* BEGIN Provided material *
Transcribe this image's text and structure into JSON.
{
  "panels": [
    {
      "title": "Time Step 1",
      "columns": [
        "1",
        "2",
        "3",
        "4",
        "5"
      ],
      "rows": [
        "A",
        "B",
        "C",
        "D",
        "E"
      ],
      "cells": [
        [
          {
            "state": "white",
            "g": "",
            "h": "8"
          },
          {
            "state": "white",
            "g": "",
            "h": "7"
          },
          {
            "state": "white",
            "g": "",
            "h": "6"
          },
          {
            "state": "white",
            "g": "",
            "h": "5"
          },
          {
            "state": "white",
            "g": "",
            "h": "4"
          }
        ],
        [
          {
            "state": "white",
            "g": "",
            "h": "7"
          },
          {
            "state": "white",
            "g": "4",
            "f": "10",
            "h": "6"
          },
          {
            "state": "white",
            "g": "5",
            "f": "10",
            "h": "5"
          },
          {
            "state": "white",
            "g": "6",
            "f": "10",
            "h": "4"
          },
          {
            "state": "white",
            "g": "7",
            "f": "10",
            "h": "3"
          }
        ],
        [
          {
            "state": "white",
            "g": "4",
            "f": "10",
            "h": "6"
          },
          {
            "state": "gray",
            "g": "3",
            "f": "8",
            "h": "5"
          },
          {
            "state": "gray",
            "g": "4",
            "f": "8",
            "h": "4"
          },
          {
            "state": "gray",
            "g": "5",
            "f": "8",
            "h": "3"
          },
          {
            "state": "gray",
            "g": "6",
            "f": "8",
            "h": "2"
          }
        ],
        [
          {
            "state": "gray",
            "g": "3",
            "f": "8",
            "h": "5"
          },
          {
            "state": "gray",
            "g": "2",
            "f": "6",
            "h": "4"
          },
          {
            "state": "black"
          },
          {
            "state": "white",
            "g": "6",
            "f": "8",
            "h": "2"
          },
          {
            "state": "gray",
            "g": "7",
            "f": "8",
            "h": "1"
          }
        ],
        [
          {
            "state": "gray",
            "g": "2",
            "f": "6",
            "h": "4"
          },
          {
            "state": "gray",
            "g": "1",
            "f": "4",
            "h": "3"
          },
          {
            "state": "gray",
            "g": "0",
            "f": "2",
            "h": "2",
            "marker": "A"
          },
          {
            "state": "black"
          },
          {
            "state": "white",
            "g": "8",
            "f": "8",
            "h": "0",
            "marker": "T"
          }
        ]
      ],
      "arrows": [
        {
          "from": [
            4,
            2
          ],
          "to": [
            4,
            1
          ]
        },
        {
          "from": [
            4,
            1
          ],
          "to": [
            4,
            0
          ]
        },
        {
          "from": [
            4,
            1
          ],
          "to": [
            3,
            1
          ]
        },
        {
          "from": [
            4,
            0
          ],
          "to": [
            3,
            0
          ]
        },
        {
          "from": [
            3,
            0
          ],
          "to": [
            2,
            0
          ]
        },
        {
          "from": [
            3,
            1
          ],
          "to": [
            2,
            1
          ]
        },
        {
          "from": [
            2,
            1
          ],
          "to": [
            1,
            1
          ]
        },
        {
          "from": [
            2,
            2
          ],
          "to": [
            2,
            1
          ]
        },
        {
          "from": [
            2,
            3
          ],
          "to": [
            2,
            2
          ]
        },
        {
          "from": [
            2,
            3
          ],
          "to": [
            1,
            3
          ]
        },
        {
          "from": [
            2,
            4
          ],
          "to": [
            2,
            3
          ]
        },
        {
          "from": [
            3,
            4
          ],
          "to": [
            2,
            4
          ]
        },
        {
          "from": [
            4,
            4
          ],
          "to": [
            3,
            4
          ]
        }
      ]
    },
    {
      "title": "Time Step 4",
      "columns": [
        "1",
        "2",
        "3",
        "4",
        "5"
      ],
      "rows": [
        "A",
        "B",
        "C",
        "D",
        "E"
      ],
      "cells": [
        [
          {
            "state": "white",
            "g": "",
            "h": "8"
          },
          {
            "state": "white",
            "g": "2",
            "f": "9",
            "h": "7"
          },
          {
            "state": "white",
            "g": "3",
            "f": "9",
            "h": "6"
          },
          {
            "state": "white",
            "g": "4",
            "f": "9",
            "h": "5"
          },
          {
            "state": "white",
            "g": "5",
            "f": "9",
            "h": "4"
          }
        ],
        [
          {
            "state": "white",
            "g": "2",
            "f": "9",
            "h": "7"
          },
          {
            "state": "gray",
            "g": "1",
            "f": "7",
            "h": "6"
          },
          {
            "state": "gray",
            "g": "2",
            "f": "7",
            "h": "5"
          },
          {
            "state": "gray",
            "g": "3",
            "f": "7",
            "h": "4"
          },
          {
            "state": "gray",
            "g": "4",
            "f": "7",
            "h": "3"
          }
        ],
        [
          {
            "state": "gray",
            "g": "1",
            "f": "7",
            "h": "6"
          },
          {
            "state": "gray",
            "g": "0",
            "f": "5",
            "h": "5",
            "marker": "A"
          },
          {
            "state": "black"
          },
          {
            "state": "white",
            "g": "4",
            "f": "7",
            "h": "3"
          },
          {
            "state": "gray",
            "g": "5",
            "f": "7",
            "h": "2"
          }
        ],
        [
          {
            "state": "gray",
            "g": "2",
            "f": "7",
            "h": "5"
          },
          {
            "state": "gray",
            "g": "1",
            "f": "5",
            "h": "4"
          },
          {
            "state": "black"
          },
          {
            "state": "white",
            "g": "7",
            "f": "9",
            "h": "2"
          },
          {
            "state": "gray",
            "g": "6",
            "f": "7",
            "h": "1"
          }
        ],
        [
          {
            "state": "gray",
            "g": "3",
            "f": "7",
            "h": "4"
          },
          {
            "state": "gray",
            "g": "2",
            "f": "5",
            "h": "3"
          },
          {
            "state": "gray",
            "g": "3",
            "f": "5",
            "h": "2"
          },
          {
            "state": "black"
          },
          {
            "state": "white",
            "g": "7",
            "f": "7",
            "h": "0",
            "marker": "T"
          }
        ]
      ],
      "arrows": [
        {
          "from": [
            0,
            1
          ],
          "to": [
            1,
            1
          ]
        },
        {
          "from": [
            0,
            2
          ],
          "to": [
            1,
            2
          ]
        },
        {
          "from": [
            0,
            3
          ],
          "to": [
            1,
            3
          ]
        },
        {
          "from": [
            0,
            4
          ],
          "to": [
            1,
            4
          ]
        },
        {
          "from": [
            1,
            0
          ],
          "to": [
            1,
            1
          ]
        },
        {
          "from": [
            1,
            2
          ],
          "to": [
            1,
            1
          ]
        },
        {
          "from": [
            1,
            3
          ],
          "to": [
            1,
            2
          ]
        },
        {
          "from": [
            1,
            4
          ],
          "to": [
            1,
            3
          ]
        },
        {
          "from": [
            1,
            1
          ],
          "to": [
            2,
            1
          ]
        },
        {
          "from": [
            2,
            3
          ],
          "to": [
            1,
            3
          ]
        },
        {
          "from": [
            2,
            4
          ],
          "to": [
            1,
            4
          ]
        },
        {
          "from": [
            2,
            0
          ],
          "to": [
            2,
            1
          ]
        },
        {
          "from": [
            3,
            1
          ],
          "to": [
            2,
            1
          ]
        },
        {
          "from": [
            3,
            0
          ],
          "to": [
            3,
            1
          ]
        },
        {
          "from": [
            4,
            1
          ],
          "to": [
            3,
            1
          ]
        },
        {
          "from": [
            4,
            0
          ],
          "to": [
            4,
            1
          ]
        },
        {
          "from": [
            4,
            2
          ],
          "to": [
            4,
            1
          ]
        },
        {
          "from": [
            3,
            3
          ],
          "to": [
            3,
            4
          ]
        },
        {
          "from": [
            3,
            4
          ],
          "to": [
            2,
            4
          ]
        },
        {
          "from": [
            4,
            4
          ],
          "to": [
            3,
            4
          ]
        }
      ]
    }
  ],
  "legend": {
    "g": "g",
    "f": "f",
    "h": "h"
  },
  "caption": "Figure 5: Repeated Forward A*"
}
* END Provided material *
## Problem to solve:
Copy down the whole of the data above, matching it exactly.

## Response to the exercise:
Transcribe this image's text and structure into JSON.
{
  "panels": [
    {
      "title": "Time Step 1",
      "columns": [
        "1",
        "2",
        "3",
        "4",
        "5"
      ],
      "rows": [
        "A",
        "B",
        "C",
        "D",
        "E"
      ],
      "cells": [
        [
          {
            "state": "white",
            "g": "",
            "h": "8"
          },
          {
            "state": "white",
            "g": "",
            "h": "7"
          },
          {
            "state": "white",
            "g": "",
            "h": "6"
          },
          {
            "state": "white",
            "g": "",
            "h": "5"
          },
          {
            "state": "white",
            "g": "",
            "h": "4"
          }
        ],
        [
          {
            "state": "white",
            "g": "",
            "h": "7"
          },
          {
            "state": "white",
            "g": "4",
            "f": "10",
            "h": "6"
          },
          {
            "state": "white",
            "g": "5",
            "f": "10",
            "h": "5"
          },
          {
            "state": "white",
            "g": "6",
            "f": "10",
            "h": "4"
          },
          {
            "state": "white",
            "g": "7",
            "f": "10",
            "h": "3"
          }
        ],
        [
          {
            "state": "white",
            "g": "4",
            "f": "10",
            "h": "6"
          },
          {
            "state": "gray",
            "g": "3",
            "f": "8",
            "h": "5"
          },
          {
            "state": "gray",
            "g": "4",
            "f": "8",
            "h": "4"
          },
          {
            "state": "gray",
            "g": "5",
            "f": "8",
            "h": "3"
          },
          {
            "state": "gray",
            "g": "6",
            "f": "8",
            "h": "2"
          }
        ],
        [
          {
            "state": "gray",
            "g": "3",
            "f": "8",
            "h": "5"
          },
          {
            "state": "gray",
            "g": "2",
            "f": "6",
            "h": "4"
          },
          {
            "state": "black"
          },
          {
            "state": "white",
            "g": "6",
            "f": "8",
            "h": "2"
          },
          {
            "state": "gray",
            "g": "7",
            "f": "8",
            "h": "1"
          }
        ],
        [
          {
            "state": "gray",
            "g": "2",
            "f": "6",
            "h": "4"
          },
          {
            "state": "gray",
            "g": "1",
            "f": "4",
            "h": "3"
          },
          {
            "state": "gray",
            "g": "0",
            "f": "2",
            "h": "2",
            "marker": "A"
          },
          {
            "state": "black"
          },
          {
            "state": "white",
            "g": "8",
            "f": "8",
            "h": "0",
            "marker": "T"
          }
        ]
      ],
      "arrows": [
        {
          "from": [
            4,
            2
          ],
          "to": [
            4,
            1
          ]
        },
        {
          "from": [
            4,
            1
          ],
          "to": [
            4,
            0
          ]
        },
        {
          "from": [
            4,
            1
          ],
          "to": [
            3,
            1
          ]
        },
        {
          "from": [
            4,
            0
          ],
          "to": [
            3,
            0
          ]
        },
        {
          "from": [
            3,
            0
          ],
          "to": [
            2,
            0
          ]
        },
        {
          "from": [
            3,
            1
          ],
          "to": [
            2,
            1
          ]
        },
        {
          "from": [
            2,
            1
          ],
          "to": [
            1,
            1
          ]
        },
        {
          "from": [
            2,
            2
          ],
          "to": [
            2,
            1
          ]
        },
        {
          "from": [
            2,
            3
          ],
          "to": [
            2,
            2
          ]
        },
        {
          "from": [
            2,
            3
          ],
          "to": [
            1,
            3
          ]
        },
        {
          "from": [
            2,
            4
          ],
          "to": [
            2,
            3
          ]
        },
        {
          "from": [
            3,
            4
          ],
          "to": [
            2,
            4
          ]
        },
        {
          "from": [
            4,
            4
          ],
          "to": [
            3,
            4
          ]
        }
      ]
    },
    {
      "title": "Time Step 4",
      "columns": [
        "1",
        "2",
        "3",
        "4",
        "5"
      ],
      "rows": [
        "A",
        "B",
        "C",
        "D",
        "E"
      ],
      "cells": [
        [
          {
            "state": "white",
            "g": "",
            "h": "8"
          },
          {
            "state": "white",
            "g": "2",
            "f": "9",
            "h": "7"
          },
          {
            "state": "white",
            "g": "3",
            "f": "9",
            "h": "6"
          },
          {
            "state": "white",
            "g": "4",
            "f": "9",
            "h": "5"
          },
          {
            "state": "white",
            "g": "5",
            "f": "9",
            "h": "4"
          }
        ],
        [
          {
            "state": "white",
            "g": "2",
            "f": "9",
            "h": "7"
          },
          {
            "state": "gray",
            "g": "1",
            "f": "7",
            "h": "6"
          },
          {
            "state": "gray",
            "g": "2",
            "f": "7",
            "h": "5"
          },
          {
            "state": "gray",
            "g": "3",
            "f": "7",
            "h": "4"
          },
          {
            "state": "gray",
            "g": "4",
            "f": "7",
            "h": "3"
          }
        ],
        [
          {
            "state": "gray",
            "g": "1",
            "f": "7",
            "h": "6"
          },
          {
            "state": "gray",
            "g": "0",
            "f": "5",
            "h": "5",
            "marker": "A"
          },
          {
            "state": "black"
          },
          {
            "state": "white",
            "g": "4",
            "f": "7",
            "h": "3"
          },
          {
            "state": "gray",
            "g": "5",
            "f": "7",
            "h": "2"
          }
        ],
        [
          {
            "state": "gray",
            "g": "2",
            "f": "7",
            "h": "5"
          },
          {
            "state": "gray",
            "g": "1",
            "f": "5",
            "h": "4"
          },
          {
            "state": "black"
          },
          {
            "state": "white",
            "g": "7",
            "f": "9",
            "h": "2"
          },
          {
            "state": "gray",
            "g": "6",
            "f": "7",
            "h": "1"
          }
        ],
        [
          {
            "state": "gray",
            "g": "3",
            "f": "7",
            "h": "4"
          },
          {
            "state": "gray",
            "g": "2",
            "f": "5",
            "h": "3"
          },
          {
            "state": "gray",
            "g": "3",
            "f": "5",
            "h": "2"
          },
          {
            "state": "black"
          },
          {
            "state": "white",
            "g": "7",
            "f": "7",
            "h": "0",
            "marker": "T"
          }
        ]
      ],
      "arrows": [
        {
          "from": [
            0,
            1
          ],
          "to": [
            1,
            1
          ]
        },
        {
          "from": [
            0,
            2
          ],
          "to": [
            1,
            2
          ]
        },
        {
          "from": [
            0,
            3
          ],
          "to": [
            1,
            3
          ]
        },
        {
          "from": [
            0,
            4
          ],
          "to": [
            1,
            4
          ]
        },
        {
          "from": [
            1,
            0
          ],
          "to": [
            1,
            1
          ]
        },
        {
          "from": [
            1,
            2
          ],
          "to": [
            1,
            1
          ]
        },
        {
          "from": [
            1,
            3
          ],
          "to": [
            1,
            2
          ]
        },
        {
          "from": [
            1,
            4
          ],
          "to": [
            1,
            3
          ]
        },
        {
          "from": [
            1,
            1
          ],
          "to": [
            2,
            1
          ]
        },
        {
          "from": [
            2,
            3
          ],
          "to": [
            1,
            3
          ]
        },
        {
          "from": [
            2,
            4
          ],
          "to": [
            1,
            4
          ]
        },
        {
          "from": [
            2,
            0
          ],
          "to": [
            2,
            1
          ]
        },
        {
          "from": [
            3,
            1
          ],
          "to": [
            2,
            1
          ]
        },
        {
          "from": [
            3,
            0
          ],
          "to": [
            3,
            1
          ]
        },
        {
          "from": [
            4,
            1
          ],
          "to": [
            3,
            1
          ]
        },
        {
          "from": [
            4,
            0
          ],
          "to": [
            4,
            1
          ]
        },
        {
          "from": [
            4,
            2
          ],
          "to": [
            4,
            1
          ]
        },
        {
          "from": [
            3,
            3
          ],
          "to": [
            3,
            4
          ]
        },
        {
          "from": [
            3,
            4
          ],
          "to": [
            2,
            4
          ]
        },
        {
          "from": [
            4,
            4
          ],
          "to": [
            3,
            4
          ]
        }
      ]
    }
  ],
  "legend": {
    "g": "g",
    "f": "f",
    "h": "h"
  },
  "caption": "Figure 5: Repeated Forward A*"
}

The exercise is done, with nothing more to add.